Output all records precisely as written.

= = = =

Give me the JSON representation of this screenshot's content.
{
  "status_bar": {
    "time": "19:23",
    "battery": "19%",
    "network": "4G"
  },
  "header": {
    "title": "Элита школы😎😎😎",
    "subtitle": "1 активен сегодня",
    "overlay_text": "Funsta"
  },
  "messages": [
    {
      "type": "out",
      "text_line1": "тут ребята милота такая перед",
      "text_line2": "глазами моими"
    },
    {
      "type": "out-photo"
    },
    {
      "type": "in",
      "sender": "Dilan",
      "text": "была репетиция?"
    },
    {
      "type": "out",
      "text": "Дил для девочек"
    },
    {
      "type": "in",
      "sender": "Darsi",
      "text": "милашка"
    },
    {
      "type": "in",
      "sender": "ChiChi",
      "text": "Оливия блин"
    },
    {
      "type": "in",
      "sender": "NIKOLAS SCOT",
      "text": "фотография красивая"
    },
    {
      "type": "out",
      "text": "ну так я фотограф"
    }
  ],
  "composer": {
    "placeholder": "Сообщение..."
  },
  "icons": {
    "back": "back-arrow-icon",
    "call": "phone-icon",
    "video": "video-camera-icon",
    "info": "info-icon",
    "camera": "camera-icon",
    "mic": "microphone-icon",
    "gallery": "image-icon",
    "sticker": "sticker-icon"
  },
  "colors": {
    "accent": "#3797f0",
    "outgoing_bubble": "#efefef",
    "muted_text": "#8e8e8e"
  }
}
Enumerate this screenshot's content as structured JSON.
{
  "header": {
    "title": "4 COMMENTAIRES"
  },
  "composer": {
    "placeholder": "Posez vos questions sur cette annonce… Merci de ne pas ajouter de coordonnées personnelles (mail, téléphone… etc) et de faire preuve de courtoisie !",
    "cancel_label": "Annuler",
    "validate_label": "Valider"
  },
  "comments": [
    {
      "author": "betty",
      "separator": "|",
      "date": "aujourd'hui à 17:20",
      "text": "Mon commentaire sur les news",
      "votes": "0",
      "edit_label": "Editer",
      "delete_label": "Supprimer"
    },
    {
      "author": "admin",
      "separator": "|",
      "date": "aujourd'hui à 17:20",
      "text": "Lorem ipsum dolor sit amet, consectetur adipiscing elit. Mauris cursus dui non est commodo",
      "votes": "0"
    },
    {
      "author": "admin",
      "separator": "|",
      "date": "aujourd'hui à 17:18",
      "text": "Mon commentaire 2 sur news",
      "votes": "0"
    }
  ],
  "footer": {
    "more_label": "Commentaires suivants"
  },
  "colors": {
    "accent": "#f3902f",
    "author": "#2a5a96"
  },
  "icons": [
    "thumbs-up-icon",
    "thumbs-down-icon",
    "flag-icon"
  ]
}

= = = =

Completed exercise.
Give me the JSON representation of this screenshot's content.
{
  "status_bar": {
    "time": "19:23",
    "battery": "19%",
    "network": "4G"
  },
  "header": {
    "title": "Элита школы😎😎😎",
    "subtitle": "1 активен сегодня",
    "overlay_text": "Funsta"
  },
  "messages": [
    {
      "type": "out",
      "text_line1": "тут ребята милота такая перед",
      "text_line2": "глазами моими"
    },
    {
      "type": "out-photo"
    },
    {
      "type": "in",
      "sender": "Dilan",
      "text": "была репетиция?"
    },
    {
      "type": "out",
      "text": "Дил для девочек"
    },
    {
      "type": "in",
      "sender": "Darsi",
      "text": "милашка"
    },
    {
      "type": "in",
      "sender": "ChiChi",
      "text": "Оливия блин"
    },
    {
      "type": "in",
      "sender": "NIKOLAS SCOT",
      "text": "фотография красивая"
    },
    {
      "type": "out",
      "text": "ну так я фотограф"
    }
  ],
  "composer": {
    "placeholder": "Сообщение..."
  },
  "icons": {
    "back": "back-arrow-icon",
    "call": "phone-icon",
    "video": "video-camera-icon",
    "info": "info-icon",
    "camera": "camera-icon",
    "mic": "microphone-icon",
    "gallery": "image-icon",
    "sticker": "sticker-icon"
  },
  "colors": {
    "accent": "#3797f0",
    "outgoing_bubble": "#efefef",
    "muted_text": "#8e8e8e"
  }
}
Enumerate this screenshot's content as structured JSON.
{
  "header": {
    "title": "4 COMMENTAIRES"
  },
  "composer": {
    "placeholder": "Posez vos questions sur cette annonce… Merci de ne pas ajouter de coordonnées personnelles (mail, téléphone… etc) et de faire preuve de courtoisie !",
    "cancel_label": "Annuler",
    "validate_label": "Valider"
  },
  "comments": [
    {
      "author": "betty",
      "separator": "|",
      "date": "aujourd'hui à 17:20",
      "text": "Mon commentaire sur les news",
      "votes": "0",
      "edit_label": "Editer",
      "delete_label": "Supprimer"
    },
    {
      "author": "admin",
      "separator": "|",
      "date": "aujourd'hui à 17:20",
      "text": "Lorem ipsum dolor sit amet, consectetur adipiscing elit. Mauris cursus dui non est commodo",
      "votes": "0"
    },
    {
      "author": "admin",
      "separator": "|",
      "date": "aujourd'hui à 17:18",
      "text": "Mon commentaire 2 sur news",
      "votes": "0"
    }
  ],
  "footer": {
    "more_label": "Commentaires suivants"
  },
  "colors": {
    "accent": "#f3902f",
    "author": "#2a5a96"
  },
  "icons": [
    "thumbs-up-icon",
    "thumbs-down-icon",
    "flag-icon"
  ]
}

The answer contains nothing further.